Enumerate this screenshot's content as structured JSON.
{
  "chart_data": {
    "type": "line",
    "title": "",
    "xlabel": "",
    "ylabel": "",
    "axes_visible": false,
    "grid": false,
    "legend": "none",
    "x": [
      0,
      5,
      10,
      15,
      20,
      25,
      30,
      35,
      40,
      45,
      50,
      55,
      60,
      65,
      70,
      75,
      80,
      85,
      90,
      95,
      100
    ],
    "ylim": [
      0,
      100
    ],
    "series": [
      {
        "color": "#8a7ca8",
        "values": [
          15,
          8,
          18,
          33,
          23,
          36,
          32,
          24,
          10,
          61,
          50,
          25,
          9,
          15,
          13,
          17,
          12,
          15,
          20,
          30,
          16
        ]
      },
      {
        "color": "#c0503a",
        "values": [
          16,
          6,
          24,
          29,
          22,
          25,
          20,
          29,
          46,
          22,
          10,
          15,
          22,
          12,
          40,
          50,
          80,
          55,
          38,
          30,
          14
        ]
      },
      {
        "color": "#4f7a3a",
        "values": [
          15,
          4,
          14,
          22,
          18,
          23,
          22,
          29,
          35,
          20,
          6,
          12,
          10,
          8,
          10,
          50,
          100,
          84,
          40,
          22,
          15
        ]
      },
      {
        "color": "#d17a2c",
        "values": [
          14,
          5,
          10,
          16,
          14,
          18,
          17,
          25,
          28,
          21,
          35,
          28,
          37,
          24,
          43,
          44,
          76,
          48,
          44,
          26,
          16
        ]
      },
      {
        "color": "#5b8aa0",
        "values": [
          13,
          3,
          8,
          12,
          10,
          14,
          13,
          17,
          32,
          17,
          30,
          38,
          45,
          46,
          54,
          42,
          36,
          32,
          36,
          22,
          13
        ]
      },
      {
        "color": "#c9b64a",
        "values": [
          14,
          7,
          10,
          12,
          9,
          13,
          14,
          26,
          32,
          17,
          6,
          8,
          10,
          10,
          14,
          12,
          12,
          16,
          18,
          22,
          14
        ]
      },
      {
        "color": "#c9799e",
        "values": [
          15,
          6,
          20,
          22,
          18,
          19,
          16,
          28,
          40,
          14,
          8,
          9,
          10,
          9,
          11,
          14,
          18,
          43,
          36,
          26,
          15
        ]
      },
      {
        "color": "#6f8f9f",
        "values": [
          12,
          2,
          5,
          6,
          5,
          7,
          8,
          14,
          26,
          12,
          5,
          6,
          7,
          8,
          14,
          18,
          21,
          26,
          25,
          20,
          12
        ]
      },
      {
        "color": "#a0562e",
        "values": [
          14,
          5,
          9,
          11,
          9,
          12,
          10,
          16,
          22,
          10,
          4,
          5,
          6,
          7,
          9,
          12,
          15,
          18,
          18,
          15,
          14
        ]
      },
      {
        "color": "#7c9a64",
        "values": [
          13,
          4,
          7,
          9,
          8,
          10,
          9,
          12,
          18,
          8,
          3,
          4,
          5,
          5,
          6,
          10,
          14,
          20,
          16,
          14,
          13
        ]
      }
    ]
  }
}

-------

» **Instructions to follow**: Within the entries above, work out how many lines contain the word "color". The number alone is the answer.

» **Complete output**: 10